### WHAT YOU HAVE TO DO
Identify all lines below that hold "plus" and collect them.

### EXCERPTED DATA
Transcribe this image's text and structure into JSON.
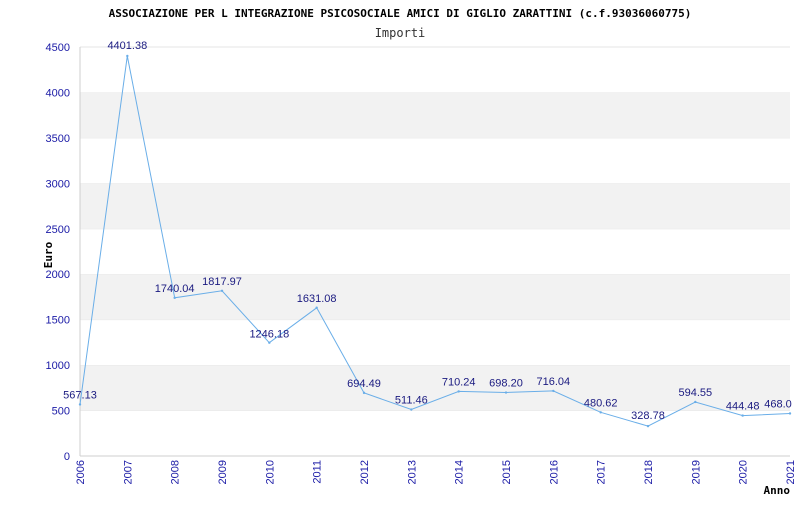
{
  "chart_data": {
    "type": "line",
    "title": "ASSOCIAZIONE PER L INTEGRAZIONE PSICOSOCIALE AMICI DI GIGLIO ZARATTINI (c.f.93036060775)",
    "subtitle": "Importi",
    "xlabel": "Anno",
    "ylabel": "Euro",
    "ylim": [
      0,
      4500
    ],
    "yticks": [
      "0",
      "500",
      "1000",
      "1500",
      "2000",
      "2500",
      "3000",
      "3500",
      "4000",
      "4500"
    ],
    "categories": [
      "2006",
      "2007",
      "2008",
      "2009",
      "2010",
      "2011",
      "2012",
      "2013",
      "2014",
      "2015",
      "2016",
      "2017",
      "2018",
      "2019",
      "2020",
      "2021"
    ],
    "values": [
      567.13,
      4401.38,
      1740.04,
      1817.97,
      1246.18,
      1631.08,
      694.49,
      511.46,
      710.24,
      698.2,
      716.04,
      480.62,
      328.78,
      594.55,
      444.48,
      468.0
    ],
    "data_labels": [
      "567.13",
      "4401.38",
      "1740.04",
      "1817.97",
      "1246.18",
      "1631.08",
      "694.49",
      "511.46",
      "710.24",
      "698.20",
      "716.04",
      "480.62",
      "328.78",
      "594.55",
      "444.48",
      "468.0"
    ],
    "grid": "horizontal alternating bands",
    "colors": {
      "line": "#6aaee8",
      "axis_text": "#1a1aa6",
      "band": "#f2f2f2"
    }
  }
}
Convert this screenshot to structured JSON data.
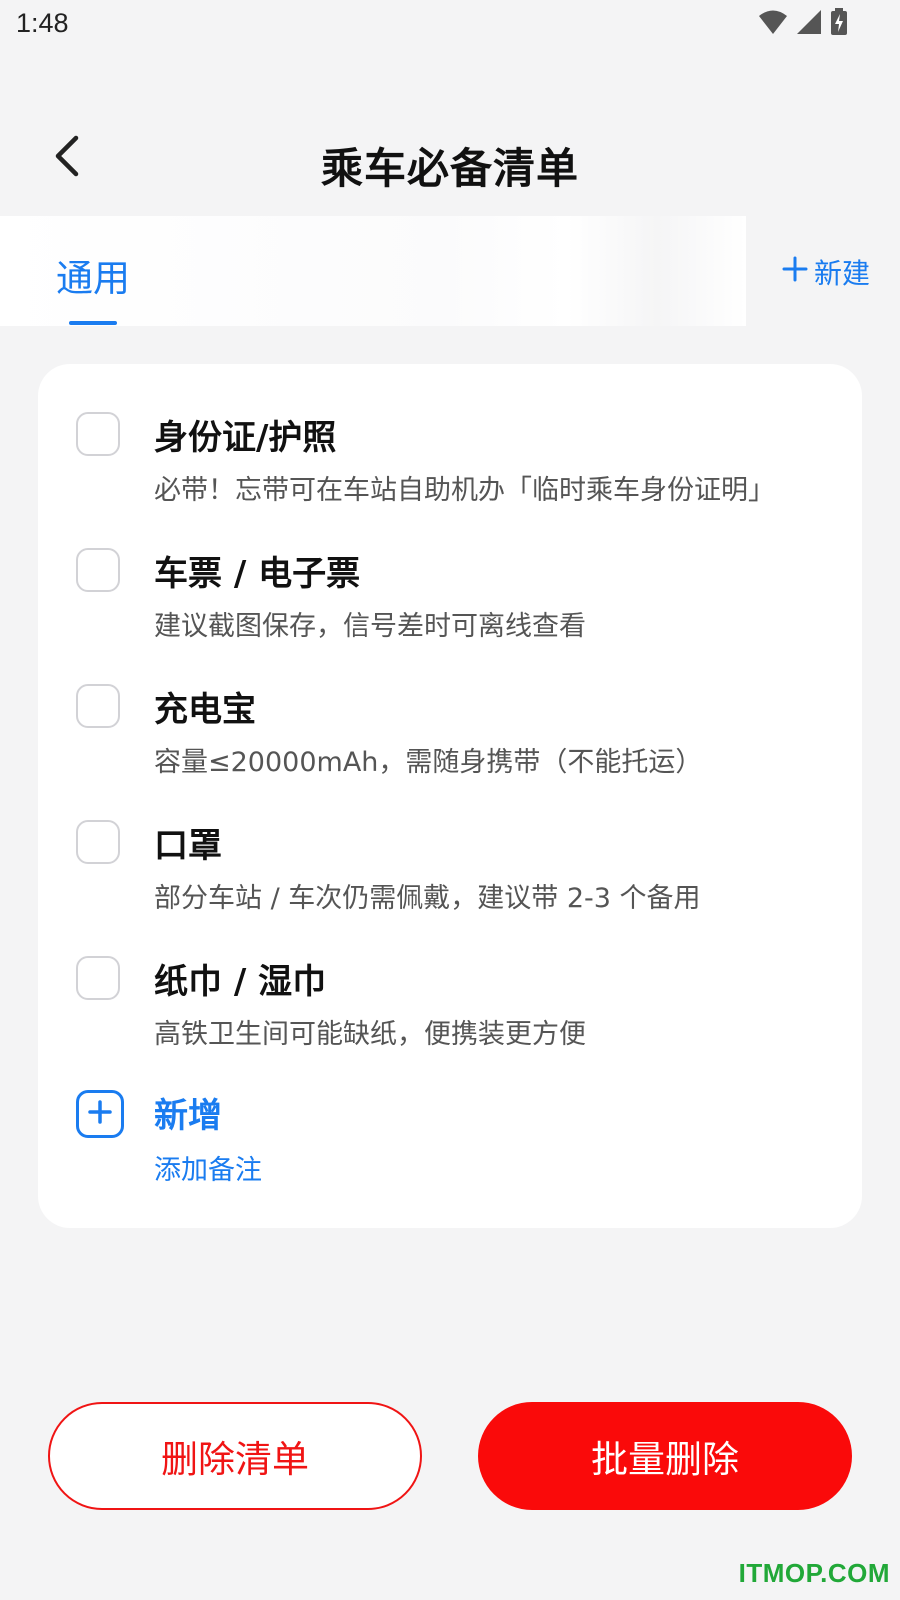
{
  "status_bar": {
    "time": "1:48",
    "icons": [
      "wifi-icon",
      "signal-icon",
      "battery-charging-icon"
    ]
  },
  "header": {
    "back_icon": "chevron-left-icon",
    "title": "乘车必备清单"
  },
  "tabs": {
    "items": [
      {
        "label": "通用",
        "active": true
      }
    ],
    "new_label": "新建",
    "new_icon": "plus-icon"
  },
  "checklist": {
    "items": [
      {
        "title": "身份证/护照",
        "note": "必带！忘带可在车站自助机办「临时乘车身份证明」",
        "checked": false
      },
      {
        "title": "车票 / 电子票",
        "note": "建议截图保存，信号差时可离线查看",
        "checked": false
      },
      {
        "title": "充电宝",
        "note": "容量≤20000mAh，需随身携带（不能托运）",
        "checked": false
      },
      {
        "title": "口罩",
        "note": "部分车站 / 车次仍需佩戴，建议带 2-3 个备用",
        "checked": false
      },
      {
        "title": "纸巾 / 湿巾",
        "note": "高铁卫生间可能缺纸，便携装更方便",
        "checked": false
      }
    ],
    "add": {
      "title": "新增",
      "note": "添加备注",
      "icon": "plus-square-icon"
    }
  },
  "actions": {
    "delete_list": "删除清单",
    "batch_delete": "批量删除"
  },
  "watermark": "ITMOP.COM",
  "colors": {
    "accent": "#1a7cf0",
    "danger": "#fa0a0a",
    "background": "#f4f4f5",
    "watermark": "#21a838"
  }
}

### RESPONSE BELOW
    "new_icon": "plus-icon"
      "icon": "plus-square-icon"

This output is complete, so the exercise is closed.